## Task statement
Look for "Debt" in each line of the entries, and return the matching lines.
-- begin Records to use --
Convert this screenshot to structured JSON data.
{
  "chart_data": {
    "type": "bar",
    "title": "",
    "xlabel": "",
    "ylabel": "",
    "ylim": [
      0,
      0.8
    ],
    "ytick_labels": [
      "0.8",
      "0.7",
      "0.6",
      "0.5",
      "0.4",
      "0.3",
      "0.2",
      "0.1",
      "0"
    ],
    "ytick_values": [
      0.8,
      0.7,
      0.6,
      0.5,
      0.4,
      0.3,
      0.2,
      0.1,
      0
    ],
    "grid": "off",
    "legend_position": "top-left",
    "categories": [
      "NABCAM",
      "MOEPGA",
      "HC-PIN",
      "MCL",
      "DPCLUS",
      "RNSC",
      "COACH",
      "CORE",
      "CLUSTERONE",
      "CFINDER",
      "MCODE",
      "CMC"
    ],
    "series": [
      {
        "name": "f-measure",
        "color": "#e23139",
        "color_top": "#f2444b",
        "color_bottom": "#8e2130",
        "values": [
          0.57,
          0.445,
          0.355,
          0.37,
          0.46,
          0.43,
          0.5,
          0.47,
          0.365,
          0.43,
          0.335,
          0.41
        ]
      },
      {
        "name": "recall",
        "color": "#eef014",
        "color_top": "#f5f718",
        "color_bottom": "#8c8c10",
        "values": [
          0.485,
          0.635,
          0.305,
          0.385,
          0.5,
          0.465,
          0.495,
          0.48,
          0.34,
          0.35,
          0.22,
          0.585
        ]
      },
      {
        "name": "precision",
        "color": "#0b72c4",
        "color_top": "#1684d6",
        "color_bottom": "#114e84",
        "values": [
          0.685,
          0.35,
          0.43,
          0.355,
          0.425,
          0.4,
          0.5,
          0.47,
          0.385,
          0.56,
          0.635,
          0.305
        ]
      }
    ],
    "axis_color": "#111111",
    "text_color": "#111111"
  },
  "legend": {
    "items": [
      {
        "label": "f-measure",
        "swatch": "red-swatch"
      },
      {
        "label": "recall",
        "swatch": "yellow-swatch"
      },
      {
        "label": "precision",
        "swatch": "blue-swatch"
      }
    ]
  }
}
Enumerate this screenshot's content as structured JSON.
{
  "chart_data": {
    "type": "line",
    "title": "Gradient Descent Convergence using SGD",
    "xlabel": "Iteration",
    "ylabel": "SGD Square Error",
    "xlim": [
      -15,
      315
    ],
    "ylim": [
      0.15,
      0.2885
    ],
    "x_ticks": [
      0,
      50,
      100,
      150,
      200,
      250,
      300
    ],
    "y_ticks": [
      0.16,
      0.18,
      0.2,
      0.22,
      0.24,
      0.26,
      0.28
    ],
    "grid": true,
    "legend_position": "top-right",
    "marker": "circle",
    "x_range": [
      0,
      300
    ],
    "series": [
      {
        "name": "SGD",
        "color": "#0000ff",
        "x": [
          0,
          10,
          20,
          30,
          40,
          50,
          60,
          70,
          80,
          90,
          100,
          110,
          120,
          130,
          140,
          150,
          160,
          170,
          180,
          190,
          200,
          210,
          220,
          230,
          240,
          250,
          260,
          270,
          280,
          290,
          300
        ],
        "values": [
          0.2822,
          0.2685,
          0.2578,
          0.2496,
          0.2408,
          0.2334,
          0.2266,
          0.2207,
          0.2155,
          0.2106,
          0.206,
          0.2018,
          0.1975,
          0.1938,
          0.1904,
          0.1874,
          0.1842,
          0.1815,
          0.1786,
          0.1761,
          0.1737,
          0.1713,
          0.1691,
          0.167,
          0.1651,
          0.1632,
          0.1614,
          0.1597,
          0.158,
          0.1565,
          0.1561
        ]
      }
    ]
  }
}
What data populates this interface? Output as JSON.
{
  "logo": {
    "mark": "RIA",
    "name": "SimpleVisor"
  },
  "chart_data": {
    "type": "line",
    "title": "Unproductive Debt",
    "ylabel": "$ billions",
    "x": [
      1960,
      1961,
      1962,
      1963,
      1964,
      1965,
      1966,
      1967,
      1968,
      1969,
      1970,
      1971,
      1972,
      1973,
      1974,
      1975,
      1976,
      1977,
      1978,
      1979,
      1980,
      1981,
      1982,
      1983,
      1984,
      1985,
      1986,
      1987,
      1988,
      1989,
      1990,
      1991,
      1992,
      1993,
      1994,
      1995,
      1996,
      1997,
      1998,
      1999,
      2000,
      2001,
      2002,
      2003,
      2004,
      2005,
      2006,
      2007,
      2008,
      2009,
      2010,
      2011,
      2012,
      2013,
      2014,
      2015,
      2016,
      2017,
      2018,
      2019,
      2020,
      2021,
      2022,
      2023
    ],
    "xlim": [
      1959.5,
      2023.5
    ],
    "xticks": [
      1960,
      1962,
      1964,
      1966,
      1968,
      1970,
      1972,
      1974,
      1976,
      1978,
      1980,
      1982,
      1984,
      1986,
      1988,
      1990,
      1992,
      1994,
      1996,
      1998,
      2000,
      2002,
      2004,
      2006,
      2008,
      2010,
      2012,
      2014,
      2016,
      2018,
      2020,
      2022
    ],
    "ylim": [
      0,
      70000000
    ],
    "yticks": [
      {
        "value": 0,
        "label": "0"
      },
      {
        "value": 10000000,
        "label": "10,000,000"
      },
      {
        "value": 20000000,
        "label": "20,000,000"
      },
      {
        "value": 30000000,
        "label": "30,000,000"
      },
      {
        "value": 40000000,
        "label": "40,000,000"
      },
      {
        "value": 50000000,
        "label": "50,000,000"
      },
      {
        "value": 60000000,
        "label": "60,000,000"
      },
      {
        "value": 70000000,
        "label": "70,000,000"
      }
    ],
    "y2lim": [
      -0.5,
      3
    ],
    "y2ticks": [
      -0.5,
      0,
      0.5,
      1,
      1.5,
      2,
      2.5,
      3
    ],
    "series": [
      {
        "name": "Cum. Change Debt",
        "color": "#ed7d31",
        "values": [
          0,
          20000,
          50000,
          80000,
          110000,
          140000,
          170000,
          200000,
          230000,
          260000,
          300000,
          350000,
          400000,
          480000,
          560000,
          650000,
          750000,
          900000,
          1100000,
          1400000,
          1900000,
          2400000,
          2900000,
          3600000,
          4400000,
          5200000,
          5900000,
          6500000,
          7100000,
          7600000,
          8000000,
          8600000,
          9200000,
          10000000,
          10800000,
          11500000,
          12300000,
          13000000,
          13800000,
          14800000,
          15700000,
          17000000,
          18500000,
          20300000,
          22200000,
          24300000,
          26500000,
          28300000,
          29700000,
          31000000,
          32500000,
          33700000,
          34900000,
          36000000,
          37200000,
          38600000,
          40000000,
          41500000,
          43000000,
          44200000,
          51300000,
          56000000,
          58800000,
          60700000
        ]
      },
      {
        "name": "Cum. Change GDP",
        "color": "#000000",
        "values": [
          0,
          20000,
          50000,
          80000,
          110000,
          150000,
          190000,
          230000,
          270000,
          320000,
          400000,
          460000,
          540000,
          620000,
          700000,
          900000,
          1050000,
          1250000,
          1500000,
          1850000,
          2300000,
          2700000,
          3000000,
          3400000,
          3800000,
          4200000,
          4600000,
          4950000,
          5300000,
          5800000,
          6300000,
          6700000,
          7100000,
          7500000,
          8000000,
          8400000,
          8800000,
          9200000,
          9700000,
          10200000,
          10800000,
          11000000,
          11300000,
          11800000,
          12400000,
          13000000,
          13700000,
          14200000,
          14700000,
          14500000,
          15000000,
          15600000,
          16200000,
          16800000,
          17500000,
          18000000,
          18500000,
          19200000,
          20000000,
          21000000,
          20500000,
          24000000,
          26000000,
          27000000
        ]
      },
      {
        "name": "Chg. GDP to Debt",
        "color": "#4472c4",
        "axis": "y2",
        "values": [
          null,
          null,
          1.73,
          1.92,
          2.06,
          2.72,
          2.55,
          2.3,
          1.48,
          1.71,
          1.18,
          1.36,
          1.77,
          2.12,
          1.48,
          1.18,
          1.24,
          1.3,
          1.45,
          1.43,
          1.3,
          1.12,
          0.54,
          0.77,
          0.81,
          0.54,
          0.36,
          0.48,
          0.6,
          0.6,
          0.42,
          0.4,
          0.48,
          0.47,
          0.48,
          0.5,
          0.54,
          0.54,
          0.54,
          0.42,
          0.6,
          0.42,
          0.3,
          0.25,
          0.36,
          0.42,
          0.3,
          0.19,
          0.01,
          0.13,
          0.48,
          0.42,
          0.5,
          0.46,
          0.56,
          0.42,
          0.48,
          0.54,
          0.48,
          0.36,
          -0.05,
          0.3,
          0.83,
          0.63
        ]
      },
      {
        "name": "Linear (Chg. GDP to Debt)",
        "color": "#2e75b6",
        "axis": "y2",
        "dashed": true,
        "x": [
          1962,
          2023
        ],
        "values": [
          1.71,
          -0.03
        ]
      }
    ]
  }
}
-- end Records to use --
## Task solution
    "title": "Unproductive Debt",
        "name": "Cum. Change Debt",
        "name": "Chg. GDP to Debt",
        "name": "Linear (Chg. GDP to Debt)",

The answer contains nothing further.